Go through the entries below and pick out every line with "name".

Chart and figure data
═══

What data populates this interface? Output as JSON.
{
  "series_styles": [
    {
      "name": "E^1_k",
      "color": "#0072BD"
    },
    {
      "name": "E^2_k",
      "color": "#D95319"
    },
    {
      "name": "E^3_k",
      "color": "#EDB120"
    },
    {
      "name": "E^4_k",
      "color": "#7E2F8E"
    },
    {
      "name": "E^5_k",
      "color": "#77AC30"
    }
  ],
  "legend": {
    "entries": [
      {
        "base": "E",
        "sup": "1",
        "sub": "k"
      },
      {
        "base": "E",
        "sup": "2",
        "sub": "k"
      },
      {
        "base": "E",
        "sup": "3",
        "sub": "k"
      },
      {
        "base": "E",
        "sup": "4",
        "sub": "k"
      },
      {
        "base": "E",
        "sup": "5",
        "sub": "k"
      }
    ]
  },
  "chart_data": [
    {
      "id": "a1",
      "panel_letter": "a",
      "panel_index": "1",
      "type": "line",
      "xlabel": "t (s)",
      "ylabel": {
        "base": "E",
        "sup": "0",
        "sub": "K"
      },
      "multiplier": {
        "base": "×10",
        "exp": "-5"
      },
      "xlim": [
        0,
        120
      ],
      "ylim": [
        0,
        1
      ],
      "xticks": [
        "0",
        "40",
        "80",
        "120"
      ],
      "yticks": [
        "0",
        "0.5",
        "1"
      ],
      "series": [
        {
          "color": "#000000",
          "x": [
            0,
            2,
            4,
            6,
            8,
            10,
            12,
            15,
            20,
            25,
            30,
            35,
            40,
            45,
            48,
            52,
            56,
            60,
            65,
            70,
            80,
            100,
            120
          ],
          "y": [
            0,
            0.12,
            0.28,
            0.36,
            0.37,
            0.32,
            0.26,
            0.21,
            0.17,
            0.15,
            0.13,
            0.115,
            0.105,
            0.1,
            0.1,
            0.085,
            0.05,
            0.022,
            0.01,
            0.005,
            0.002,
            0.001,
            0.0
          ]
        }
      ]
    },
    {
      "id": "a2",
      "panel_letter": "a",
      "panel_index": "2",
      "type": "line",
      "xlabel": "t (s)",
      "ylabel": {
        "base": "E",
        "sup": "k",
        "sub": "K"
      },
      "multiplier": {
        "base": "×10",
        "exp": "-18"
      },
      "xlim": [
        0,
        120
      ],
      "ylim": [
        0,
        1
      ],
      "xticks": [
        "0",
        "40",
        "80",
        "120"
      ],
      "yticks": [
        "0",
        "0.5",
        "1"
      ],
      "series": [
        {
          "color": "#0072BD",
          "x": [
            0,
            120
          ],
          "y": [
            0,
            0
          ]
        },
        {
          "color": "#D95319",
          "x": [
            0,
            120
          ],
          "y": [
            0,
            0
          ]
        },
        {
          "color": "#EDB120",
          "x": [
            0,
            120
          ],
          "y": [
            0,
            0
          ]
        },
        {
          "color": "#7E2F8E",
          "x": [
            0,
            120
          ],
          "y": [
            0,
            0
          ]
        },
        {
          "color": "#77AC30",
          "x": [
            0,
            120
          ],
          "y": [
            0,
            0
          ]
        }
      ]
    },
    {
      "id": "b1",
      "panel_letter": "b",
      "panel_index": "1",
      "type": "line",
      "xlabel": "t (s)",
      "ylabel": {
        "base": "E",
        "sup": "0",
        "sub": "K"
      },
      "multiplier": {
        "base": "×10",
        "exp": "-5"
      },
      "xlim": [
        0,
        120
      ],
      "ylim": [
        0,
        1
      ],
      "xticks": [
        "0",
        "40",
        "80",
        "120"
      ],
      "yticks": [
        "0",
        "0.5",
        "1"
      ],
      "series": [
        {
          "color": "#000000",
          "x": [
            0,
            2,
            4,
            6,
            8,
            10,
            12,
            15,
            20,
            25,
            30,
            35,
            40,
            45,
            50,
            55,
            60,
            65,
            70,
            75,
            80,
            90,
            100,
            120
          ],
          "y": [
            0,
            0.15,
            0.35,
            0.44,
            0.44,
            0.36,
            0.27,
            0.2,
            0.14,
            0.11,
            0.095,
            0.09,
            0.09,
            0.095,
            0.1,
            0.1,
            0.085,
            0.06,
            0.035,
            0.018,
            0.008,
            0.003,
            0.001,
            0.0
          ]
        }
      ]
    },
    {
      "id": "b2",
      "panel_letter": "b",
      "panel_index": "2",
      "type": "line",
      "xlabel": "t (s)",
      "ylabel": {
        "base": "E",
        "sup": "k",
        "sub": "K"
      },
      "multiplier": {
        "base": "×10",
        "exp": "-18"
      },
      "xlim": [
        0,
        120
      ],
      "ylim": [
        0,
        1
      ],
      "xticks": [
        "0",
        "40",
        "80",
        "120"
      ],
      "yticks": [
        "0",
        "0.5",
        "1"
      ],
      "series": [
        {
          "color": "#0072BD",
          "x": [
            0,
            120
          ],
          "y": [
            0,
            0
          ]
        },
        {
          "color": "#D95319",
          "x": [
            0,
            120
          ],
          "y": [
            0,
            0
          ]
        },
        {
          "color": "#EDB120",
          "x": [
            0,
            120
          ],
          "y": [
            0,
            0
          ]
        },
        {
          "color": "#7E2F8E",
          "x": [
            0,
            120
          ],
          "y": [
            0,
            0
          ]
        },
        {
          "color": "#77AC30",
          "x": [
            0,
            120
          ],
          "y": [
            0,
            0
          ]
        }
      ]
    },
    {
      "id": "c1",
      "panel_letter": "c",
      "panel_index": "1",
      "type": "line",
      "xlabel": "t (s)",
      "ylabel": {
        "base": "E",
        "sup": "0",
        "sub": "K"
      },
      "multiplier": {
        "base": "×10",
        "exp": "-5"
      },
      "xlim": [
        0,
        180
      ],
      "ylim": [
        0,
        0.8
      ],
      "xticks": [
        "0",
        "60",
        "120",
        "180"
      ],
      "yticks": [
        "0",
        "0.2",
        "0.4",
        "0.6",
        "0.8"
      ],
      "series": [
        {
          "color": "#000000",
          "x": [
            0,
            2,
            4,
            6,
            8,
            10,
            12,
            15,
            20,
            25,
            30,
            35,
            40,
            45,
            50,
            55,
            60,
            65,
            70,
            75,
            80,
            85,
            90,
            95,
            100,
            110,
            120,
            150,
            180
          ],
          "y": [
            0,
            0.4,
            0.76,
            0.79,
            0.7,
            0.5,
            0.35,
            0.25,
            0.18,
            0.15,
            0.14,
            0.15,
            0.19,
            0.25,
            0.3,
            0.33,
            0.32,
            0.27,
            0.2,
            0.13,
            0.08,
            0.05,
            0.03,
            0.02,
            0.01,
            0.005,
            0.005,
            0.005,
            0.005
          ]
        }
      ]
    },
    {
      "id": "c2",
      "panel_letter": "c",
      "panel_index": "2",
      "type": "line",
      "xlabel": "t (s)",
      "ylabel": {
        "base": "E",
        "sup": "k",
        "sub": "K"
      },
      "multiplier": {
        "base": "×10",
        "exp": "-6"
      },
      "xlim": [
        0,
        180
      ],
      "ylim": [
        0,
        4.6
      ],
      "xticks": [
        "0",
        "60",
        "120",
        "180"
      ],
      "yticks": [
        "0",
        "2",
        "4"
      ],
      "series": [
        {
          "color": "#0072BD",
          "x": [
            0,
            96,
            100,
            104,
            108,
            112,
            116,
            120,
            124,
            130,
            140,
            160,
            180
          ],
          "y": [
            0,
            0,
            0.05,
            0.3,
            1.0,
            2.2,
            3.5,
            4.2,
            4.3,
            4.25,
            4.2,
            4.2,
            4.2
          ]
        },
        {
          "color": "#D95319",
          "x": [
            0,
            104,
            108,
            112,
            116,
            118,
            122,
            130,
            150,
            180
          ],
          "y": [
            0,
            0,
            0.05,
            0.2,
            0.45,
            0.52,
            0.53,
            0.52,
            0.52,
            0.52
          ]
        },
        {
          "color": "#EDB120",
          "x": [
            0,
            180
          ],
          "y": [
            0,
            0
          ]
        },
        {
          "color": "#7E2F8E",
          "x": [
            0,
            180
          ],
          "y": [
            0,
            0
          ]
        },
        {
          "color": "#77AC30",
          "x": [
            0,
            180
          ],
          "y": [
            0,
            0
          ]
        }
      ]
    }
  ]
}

═══

● FINISHED ANSWER:
      "name": "E^1_k",
      "name": "E^2_k",
      "name": "E^3_k",
      "name": "E^4_k",
      "name": "E^5_k",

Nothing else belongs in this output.